Layout element annotations:
◇ ◇ ◇ ◇ ◇ ◇ ◇

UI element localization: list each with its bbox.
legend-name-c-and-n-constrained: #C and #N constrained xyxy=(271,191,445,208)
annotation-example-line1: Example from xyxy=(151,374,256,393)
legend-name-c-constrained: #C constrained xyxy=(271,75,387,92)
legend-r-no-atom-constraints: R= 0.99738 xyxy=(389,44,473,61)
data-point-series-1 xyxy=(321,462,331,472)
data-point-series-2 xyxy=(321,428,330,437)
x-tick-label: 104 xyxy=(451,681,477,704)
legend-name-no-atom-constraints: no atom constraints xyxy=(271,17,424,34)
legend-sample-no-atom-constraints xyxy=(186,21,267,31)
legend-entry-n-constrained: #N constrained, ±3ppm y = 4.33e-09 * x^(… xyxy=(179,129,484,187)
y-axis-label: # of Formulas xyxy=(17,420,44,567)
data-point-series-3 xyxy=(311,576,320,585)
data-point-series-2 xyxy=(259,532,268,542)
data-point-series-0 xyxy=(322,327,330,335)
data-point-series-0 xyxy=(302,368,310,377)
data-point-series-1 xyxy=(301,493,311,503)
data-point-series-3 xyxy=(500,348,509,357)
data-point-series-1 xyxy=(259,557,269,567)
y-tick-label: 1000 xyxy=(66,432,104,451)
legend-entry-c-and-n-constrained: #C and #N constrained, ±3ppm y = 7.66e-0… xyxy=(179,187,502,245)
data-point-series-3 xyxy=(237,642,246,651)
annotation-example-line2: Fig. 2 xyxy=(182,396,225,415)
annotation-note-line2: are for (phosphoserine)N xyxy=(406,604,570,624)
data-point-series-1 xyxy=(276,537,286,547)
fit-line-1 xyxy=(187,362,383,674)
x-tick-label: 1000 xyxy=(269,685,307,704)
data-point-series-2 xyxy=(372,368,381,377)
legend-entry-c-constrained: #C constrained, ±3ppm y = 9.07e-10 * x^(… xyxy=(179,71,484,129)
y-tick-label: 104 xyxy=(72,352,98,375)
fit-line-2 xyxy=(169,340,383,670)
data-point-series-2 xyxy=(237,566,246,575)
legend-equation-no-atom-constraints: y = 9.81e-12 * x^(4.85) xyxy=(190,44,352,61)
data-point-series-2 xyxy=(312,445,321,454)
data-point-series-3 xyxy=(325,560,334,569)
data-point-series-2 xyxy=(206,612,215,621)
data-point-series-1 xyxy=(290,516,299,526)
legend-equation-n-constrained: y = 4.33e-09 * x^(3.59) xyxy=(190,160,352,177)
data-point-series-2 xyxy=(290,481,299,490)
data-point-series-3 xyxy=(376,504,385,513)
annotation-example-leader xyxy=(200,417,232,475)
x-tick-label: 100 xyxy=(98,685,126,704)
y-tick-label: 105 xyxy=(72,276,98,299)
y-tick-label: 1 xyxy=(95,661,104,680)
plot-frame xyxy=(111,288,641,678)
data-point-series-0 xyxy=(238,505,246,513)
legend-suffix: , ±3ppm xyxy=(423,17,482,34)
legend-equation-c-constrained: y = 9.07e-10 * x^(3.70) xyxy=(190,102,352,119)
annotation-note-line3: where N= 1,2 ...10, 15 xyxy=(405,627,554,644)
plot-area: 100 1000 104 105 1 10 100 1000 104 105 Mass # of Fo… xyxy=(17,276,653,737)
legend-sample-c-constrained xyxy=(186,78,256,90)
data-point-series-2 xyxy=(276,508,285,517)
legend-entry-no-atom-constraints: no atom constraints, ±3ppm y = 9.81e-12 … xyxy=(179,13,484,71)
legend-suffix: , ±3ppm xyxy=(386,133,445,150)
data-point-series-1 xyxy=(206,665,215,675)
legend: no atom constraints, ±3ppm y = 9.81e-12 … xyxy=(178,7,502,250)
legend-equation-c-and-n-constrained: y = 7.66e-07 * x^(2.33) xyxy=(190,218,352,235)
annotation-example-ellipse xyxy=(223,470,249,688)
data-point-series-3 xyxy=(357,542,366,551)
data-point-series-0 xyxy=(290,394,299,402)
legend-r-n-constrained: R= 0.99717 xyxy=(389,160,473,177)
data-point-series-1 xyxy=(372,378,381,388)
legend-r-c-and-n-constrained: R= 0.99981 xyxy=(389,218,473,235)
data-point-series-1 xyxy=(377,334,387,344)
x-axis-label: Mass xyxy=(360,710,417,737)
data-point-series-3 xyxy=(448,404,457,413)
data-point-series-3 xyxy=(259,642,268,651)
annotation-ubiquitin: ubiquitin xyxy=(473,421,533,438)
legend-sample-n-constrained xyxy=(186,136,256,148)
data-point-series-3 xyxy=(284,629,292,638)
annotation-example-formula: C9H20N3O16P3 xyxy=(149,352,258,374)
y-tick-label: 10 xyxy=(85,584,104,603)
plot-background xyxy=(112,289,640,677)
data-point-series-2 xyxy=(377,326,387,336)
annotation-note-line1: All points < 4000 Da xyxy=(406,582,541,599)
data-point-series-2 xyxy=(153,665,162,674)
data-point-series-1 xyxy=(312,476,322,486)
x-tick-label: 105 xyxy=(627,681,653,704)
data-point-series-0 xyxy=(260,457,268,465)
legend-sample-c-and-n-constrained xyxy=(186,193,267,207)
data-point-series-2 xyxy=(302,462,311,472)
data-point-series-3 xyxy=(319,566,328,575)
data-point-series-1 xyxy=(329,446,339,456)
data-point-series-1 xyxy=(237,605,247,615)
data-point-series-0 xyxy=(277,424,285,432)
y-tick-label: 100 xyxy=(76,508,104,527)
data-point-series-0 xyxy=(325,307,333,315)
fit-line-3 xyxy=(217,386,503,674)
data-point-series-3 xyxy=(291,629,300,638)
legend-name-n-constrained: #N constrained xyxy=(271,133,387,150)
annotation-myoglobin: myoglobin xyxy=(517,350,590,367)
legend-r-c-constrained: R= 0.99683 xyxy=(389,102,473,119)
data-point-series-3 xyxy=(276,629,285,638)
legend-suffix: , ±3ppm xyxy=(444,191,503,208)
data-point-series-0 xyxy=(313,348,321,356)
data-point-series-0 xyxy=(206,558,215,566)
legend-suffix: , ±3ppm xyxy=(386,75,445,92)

◇ ◇ ◇ ◇ ◇ ◇ ◇

Task:
Copy every one of these entries word for word, without changing anything.

Answer to this exercise:
UI element localization: list each with its bbox.
legend-name-c-and-n-constrained: #C and #N constrained xyxy=(271,191,445,208)
annotation-example-line1: Example from xyxy=(151,374,256,393)
legend-name-c-constrained: #C constrained xyxy=(271,75,387,92)
legend-r-no-atom-constraints: R= 0.99738 xyxy=(389,44,473,61)
data-point-series-1 xyxy=(321,462,331,472)
data-point-series-2 xyxy=(321,428,330,437)
x-tick-label: 104 xyxy=(451,681,477,704)
legend-name-no-atom-constraints: no atom constraints xyxy=(271,17,424,34)
legend-sample-no-atom-constraints xyxy=(186,21,267,31)
legend-entry-n-constrained: #N constrained, ±3ppm y = 4.33e-09 * x^(… xyxy=(179,129,484,187)
y-axis-label: # of Formulas xyxy=(17,420,44,567)
data-point-series-3 xyxy=(311,576,320,585)
data-point-series-2 xyxy=(259,532,268,542)
data-point-series-0 xyxy=(322,327,330,335)
data-point-series-0 xyxy=(302,368,310,377)
data-point-series-1 xyxy=(301,493,311,503)
data-point-series-3 xyxy=(500,348,509,357)
data-point-series-1 xyxy=(259,557,269,567)
y-tick-label: 1000 xyxy=(66,432,104,451)
legend-entry-c-and-n-constrained: #C and #N constrained, ±3ppm y = 7.66e-0… xyxy=(179,187,502,245)
data-point-series-3 xyxy=(237,642,246,651)
annotation-example-line2: Fig. 2 xyxy=(182,396,225,415)
annotation-note-line2: are for (phosphoserine)N xyxy=(406,604,570,624)
data-point-series-1 xyxy=(276,537,286,547)
fit-line-1 xyxy=(187,362,383,674)
x-tick-label: 1000 xyxy=(269,685,307,704)
data-point-series-2 xyxy=(372,368,381,377)
legend-entry-c-constrained: #C constrained, ±3ppm y = 9.07e-10 * x^(… xyxy=(179,71,484,129)
y-tick-label: 104 xyxy=(72,352,98,375)
fit-line-2 xyxy=(169,340,383,670)
data-point-series-2 xyxy=(237,566,246,575)
legend-equation-no-atom-constraints: y = 9.81e-12 * x^(4.85) xyxy=(190,44,352,61)
data-point-series-2 xyxy=(312,445,321,454)
data-point-series-3 xyxy=(325,560,334,569)
data-point-series-2 xyxy=(206,612,215,621)
data-point-series-1 xyxy=(290,516,299,526)
legend-equation-n-constrained: y = 4.33e-09 * x^(3.59) xyxy=(190,160,352,177)
data-point-series-2 xyxy=(290,481,299,490)
data-point-series-3 xyxy=(376,504,385,513)
annotation-example-leader xyxy=(200,417,232,475)
x-tick-label: 100 xyxy=(98,685,126,704)
y-tick-label: 105 xyxy=(72,276,98,299)
y-tick-label: 1 xyxy=(95,661,104,680)
plot-frame xyxy=(111,288,641,678)
data-point-series-0 xyxy=(238,505,246,513)
legend-suffix: , ±3ppm xyxy=(423,17,482,34)
legend-equation-c-constrained: y = 9.07e-10 * x^(3.70) xyxy=(190,102,352,119)
annotation-note-line3: where N= 1,2 ...10, 15 xyxy=(405,627,554,644)
plot-area: 100 1000 104 105 1 10 100 1000 104 105 Mass # of Fo… xyxy=(17,276,653,737)
legend-sample-c-constrained xyxy=(186,78,256,90)
data-point-series-2 xyxy=(276,508,285,517)
legend-entry-no-atom-constraints: no atom constraints, ±3ppm y = 9.81e-12 … xyxy=(179,13,484,71)
legend-suffix: , ±3ppm xyxy=(386,133,445,150)
data-point-series-1 xyxy=(206,665,215,675)
legend: no atom constraints, ±3ppm y = 9.81e-12 … xyxy=(178,7,502,250)
legend-equation-c-and-n-constrained: y = 7.66e-07 * x^(2.33) xyxy=(190,218,352,235)
annotation-example-ellipse xyxy=(223,470,249,688)
data-point-series-3 xyxy=(357,542,366,551)
data-point-series-0 xyxy=(290,394,299,402)
legend-r-n-constrained: R= 0.99717 xyxy=(389,160,473,177)
data-point-series-1 xyxy=(372,378,381,388)
legend-r-c-and-n-constrained: R= 0.99981 xyxy=(389,218,473,235)
data-point-series-1 xyxy=(377,334,387,344)
x-axis-label: Mass xyxy=(360,710,417,737)
data-point-series-3 xyxy=(448,404,457,413)
data-point-series-3 xyxy=(259,642,268,651)
annotation-ubiquitin: ubiquitin xyxy=(473,421,533,438)
legend-sample-n-constrained xyxy=(186,136,256,148)
data-point-series-3 xyxy=(284,629,292,638)
annotation-example-formula: C9H20N3O16P3 xyxy=(149,352,258,374)
y-tick-label: 10 xyxy=(85,584,104,603)
plot-background xyxy=(112,289,640,677)
data-point-series-2 xyxy=(377,326,387,336)
annotation-note-line1: All points < 4000 Da xyxy=(406,582,541,599)
data-point-series-2 xyxy=(153,665,162,674)
data-point-series-1 xyxy=(312,476,322,486)
x-tick-label: 105 xyxy=(627,681,653,704)
data-point-series-0 xyxy=(260,457,268,465)
legend-sample-c-and-n-constrained xyxy=(186,193,267,207)
data-point-series-2 xyxy=(302,462,311,472)
data-point-series-3 xyxy=(319,566,328,575)
data-point-series-1 xyxy=(329,446,339,456)
data-point-series-1 xyxy=(237,605,247,615)
data-point-series-0 xyxy=(277,424,285,432)
y-tick-label: 100 xyxy=(76,508,104,527)
data-point-series-0 xyxy=(325,307,333,315)
fit-line-3 xyxy=(217,386,503,674)
data-point-series-3 xyxy=(291,629,300,638)
legend-name-n-constrained: #N constrained xyxy=(271,133,387,150)
annotation-myoglobin: myoglobin xyxy=(517,350,590,367)
legend-r-c-constrained: R= 0.99683 xyxy=(389,102,473,119)
data-point-series-3 xyxy=(276,629,285,638)
legend-suffix: , ±3ppm xyxy=(444,191,503,208)
data-point-series-0 xyxy=(313,348,321,356)
data-point-series-0 xyxy=(206,558,215,566)
legend-suffix: , ±3ppm xyxy=(386,75,445,92)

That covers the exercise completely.